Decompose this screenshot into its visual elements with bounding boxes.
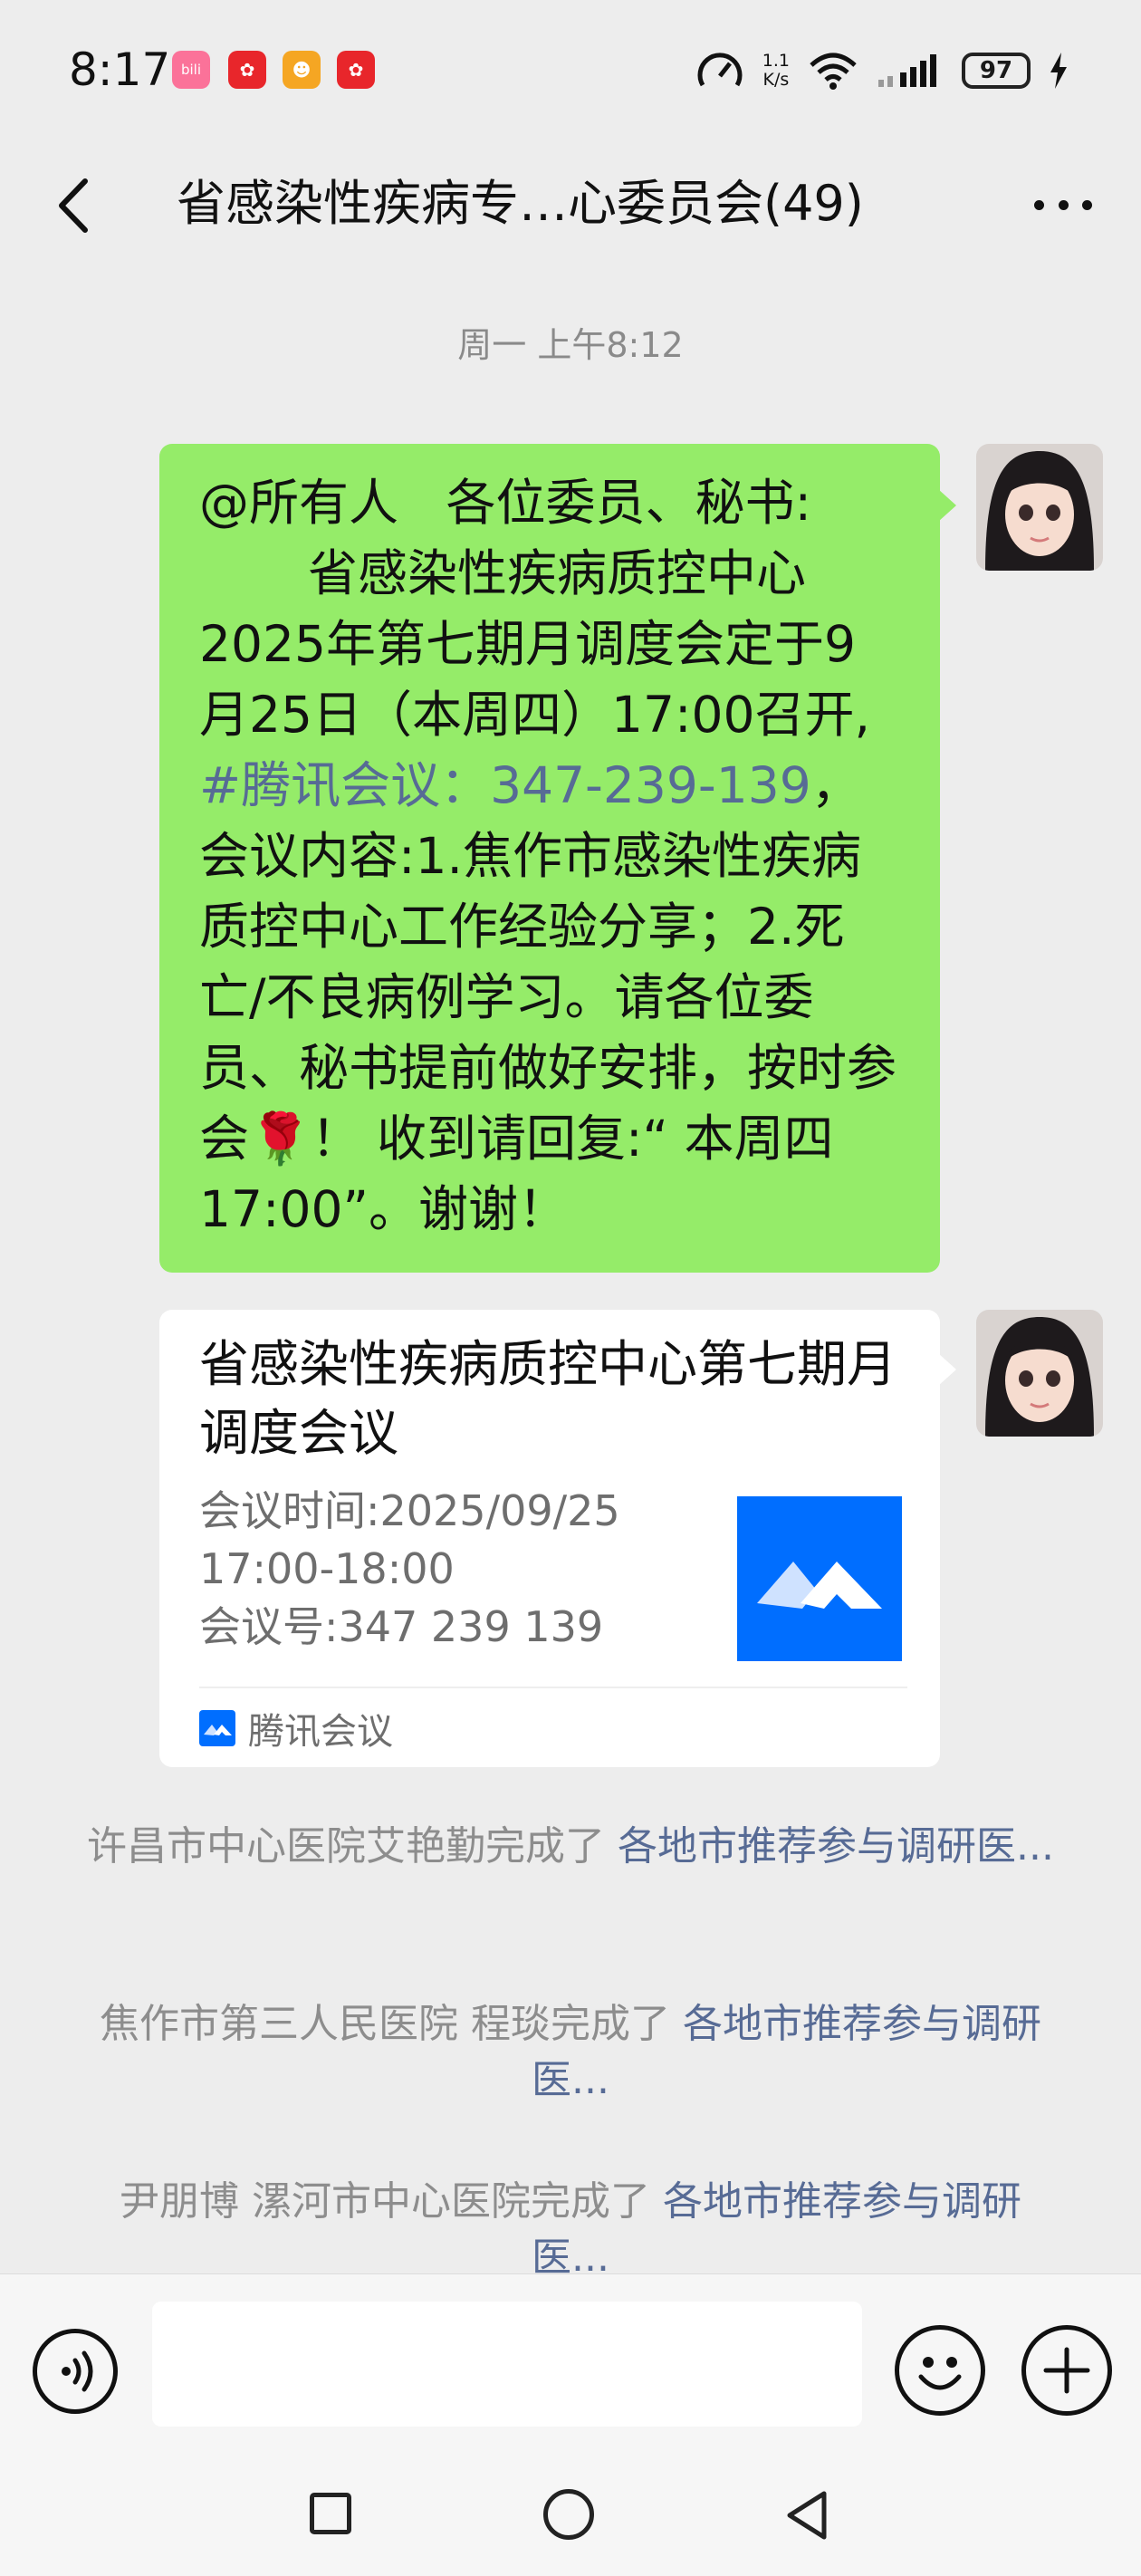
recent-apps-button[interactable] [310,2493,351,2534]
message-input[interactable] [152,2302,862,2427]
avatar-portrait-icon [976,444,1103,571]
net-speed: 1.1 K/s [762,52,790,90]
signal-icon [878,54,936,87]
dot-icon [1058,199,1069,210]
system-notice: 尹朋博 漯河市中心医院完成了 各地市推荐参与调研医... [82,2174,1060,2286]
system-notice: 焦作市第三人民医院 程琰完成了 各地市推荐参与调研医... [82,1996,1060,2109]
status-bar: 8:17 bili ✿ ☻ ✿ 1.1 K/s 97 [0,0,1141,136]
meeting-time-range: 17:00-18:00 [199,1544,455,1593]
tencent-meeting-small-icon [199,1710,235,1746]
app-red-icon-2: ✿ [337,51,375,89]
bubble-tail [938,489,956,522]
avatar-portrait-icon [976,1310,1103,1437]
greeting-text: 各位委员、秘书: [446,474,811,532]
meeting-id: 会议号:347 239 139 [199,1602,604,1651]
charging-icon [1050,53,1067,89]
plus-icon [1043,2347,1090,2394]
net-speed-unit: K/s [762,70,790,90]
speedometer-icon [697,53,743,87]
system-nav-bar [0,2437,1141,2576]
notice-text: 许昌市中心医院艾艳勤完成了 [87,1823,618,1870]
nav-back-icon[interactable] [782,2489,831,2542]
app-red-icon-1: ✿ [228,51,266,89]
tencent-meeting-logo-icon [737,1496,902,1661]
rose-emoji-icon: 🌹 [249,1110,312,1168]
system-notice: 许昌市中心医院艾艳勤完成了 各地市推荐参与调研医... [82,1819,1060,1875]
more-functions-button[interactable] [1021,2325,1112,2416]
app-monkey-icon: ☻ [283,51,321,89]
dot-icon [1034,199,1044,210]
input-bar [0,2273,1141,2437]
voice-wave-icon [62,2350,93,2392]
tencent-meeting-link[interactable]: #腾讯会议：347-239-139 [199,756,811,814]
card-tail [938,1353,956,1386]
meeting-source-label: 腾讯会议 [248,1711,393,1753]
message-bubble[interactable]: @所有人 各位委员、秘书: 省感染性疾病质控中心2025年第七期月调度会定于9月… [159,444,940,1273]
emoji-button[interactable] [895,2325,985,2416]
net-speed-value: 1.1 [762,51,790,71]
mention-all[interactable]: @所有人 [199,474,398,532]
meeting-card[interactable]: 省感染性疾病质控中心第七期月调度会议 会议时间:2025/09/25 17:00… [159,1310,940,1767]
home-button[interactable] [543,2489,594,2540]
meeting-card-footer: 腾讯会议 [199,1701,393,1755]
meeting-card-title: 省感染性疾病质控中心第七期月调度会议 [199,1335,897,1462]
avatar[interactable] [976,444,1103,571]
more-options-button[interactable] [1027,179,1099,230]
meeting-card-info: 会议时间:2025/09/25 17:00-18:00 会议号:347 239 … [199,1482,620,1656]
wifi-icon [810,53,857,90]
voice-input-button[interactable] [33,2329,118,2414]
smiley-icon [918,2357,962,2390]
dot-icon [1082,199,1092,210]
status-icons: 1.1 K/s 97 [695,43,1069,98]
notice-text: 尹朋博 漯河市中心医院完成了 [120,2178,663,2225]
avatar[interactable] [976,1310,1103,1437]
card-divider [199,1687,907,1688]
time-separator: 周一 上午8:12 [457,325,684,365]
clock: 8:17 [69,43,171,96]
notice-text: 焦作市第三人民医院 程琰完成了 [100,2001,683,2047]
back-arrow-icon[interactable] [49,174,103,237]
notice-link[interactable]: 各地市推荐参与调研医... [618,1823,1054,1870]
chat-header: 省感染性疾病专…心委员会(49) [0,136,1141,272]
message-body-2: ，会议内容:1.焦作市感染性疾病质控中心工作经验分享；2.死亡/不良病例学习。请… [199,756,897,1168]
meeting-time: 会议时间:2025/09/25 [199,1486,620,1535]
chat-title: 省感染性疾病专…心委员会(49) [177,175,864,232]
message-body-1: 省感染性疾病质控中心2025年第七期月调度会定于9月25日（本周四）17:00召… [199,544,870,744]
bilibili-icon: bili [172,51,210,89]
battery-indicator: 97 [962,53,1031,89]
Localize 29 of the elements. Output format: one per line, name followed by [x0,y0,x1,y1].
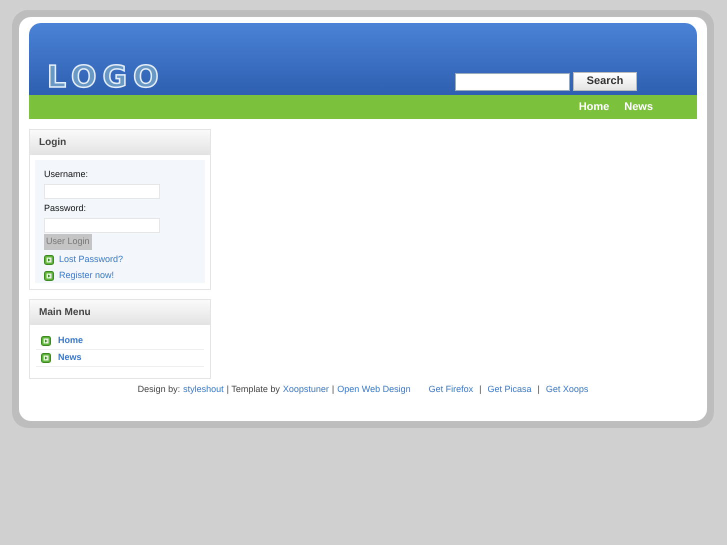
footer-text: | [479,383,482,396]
● ● ● ●
WHAT THE EXERCISE ASKS
Render every line of the entries above as a JSON list of strings, one string per line. Leave out blank lines and the pictures.

RESPONSE
[
  "Decompose this screenshot into its visual elements with bounding boxes.",
  "recent-apps-button[interactable] [310,2493,351,2534]",
  "message-input[interactable] [152,2302,862,2427]",
  "avatar-portrait-icon [976,444,1103,571]",
  "net-speed: 1.1 K/s [762,52,790,90]",
  "signal-icon [878,54,936,87]",
  "dot-icon [1058,199,1069,210]",
  "system-notice: 尹朋博 漯河市中心医院完成了 各地市推荐参与调研医... [82,2174,1060,2286]",
  "system-notice: 焦作市第三人民医院 程琰完成了 各地市推荐参与调研医... [82,1996,1060,2109]",
  "status-bar: 8:17 bili ✿ ☻ ✿ 1.1 K/s 97 [0,0,1141,136]",
  "meeting-time-range: 17:00-18:00 [199,1544,455,1593]",
  "tencent-meeting-small-icon [199,1710,235,1746]",
  "app-red-icon-2: ✿ [337,51,375,89]",
  "bubble-tail [938,489,956,522]",
  "avatar-portrait-icon [976,1310,1103,1437]",
  "greeting-text: 各位委员、秘书: [446,474,811,532]",
  "meeting-id: 会议号:347 239 139 [199,1602,604,1651]",
  "charging-icon [1050,53,1067,89]",
  "plus-icon [1043,2347,1090,2394]",
  "net-speed-unit: K/s [762,70,790,90]",
  "speedometer-icon [697,53,743,87]",
  "system-nav-bar [0,2437,1141,2576]",
  "notice-text: 许昌市中心医院艾艳勤完成了 [87,1823,618,1870]",
  "nav-back-icon[interactable] [782,2489,831,2542]",
  "app-red-icon-1: ✿ [228,51,266,89]",
  "tencent-meeting-logo-icon [737,1496,902,1661]",
  "rose-emoji-icon: 🌹 [249,1110,312,1168]",
  "system-notice: 许昌市中心医院艾艳勤完成了 各地市推荐参与调研医... [82,1819,1060,1875]",
  "more-functions-button[interactable] [1021,2325,1112,2416]",
  "app-monkey-icon: ☻ [283,51,321,89]",
  "dot-icon [1034,199,1044,210]",
  "input-bar [0,2273,1141,2437]",
  "voice-wave-icon [62,2350,93,2392]",
  "tencent-meeting-link[interactable]: #腾讯会议：347-239-139 [199,756,811,814]",
  "card-tail [938,1353,956,1386]",
  "meeting-source-label: 腾讯会议 [248,1711,393,1753]",
  "message-bubble[interactable]: @所有人 各位委员、秘书: 省感染性疾病质控中心2025年第七期月调度会定于9月… [159,444,940,1273]",
  "emoji-button[interactable] [895,2325,985,2416]",
  "net-speed-value: 1.1 [762,51,790,71]",
  "mention-all[interactable]: @所有人 [199,474,398,532]",
  "meeting-card[interactable]: 省感染性疾病质控中心第七期月调度会议 会议时间:2025/09/25 17:00… [159,1310,940,1767]",
  "home-button[interactable] [543,2489,594,2540]",
  "meeting-card-footer: 腾讯会议 [199,1701,393,1755]",
  "meeting-card-title: 省感染性疾病质控中心第七期月调度会议 [199,1335,897,1462]",
  "avatar[interactable] [976,444,1103,571]",
  "more-options-button[interactable] [1027,179,1099,230]",
  "meeting-card-info: 会议时间:2025/09/25 17:00-18:00 会议号:347 239 … [199,1482,620,1656]",
  "wifi-icon [810,53,857,90]",
  "voice-input-button[interactable] [33,2329,118,2414]",
  "smiley-icon [918,2357,962,2390]",
  "dot-icon [1082,199,1092,210]",
  "status-icons: 1.1 K/s 97 [695,43,1069,98]",
  "notice-text: 尹朋博 漯河市中心医院完成了 [120,2178,663,2225]",
  "avatar[interactable] [976,1310,1103,1437]",
  "card-divider [199,1687,907,1688]",
  "time-separator: 周一 上午8:12 [457,325,684,365]",
  "clock: 8:17 [69,43,171,96]",
  "notice-text: 焦作市第三人民医院 程琰完成了 [100,2001,683,2047]",
  "back-arrow-icon[interactable] [49,174,103,237]",
  "notice-link[interactable]: 各地市推荐参与调研医... [618,1823,1054,1870]",
  "chat-header: 省感染性疾病专…心委员会(49) [0,136,1141,272]",
  "message-body-2: ，会议内容:1.焦作市感染性疾病质控中心工作经验分享；2.死亡/不良病例学习。请… [199,756,897,1168]",
  "meeting-time: 会议时间:2025/09/25 [199,1486,620,1535]",
  "chat-title: 省感染性疾病专…心委员会(49) [177,175,864,232]",
  "message-body-1: 省感染性疾病质控中心2025年第七期月调度会定于9月25日（本周四）17:00召… [199,544,870,744]",
  "bilibili-icon: bili [172,51,210,89]",
  "battery-indicator: 97 [962,53,1031,89]",
  "Localize 29 of the elements. Output format: one per line, name followed by [x0,y0,x1,y1].",
  "footer-text: | [479,383,482,396]"
]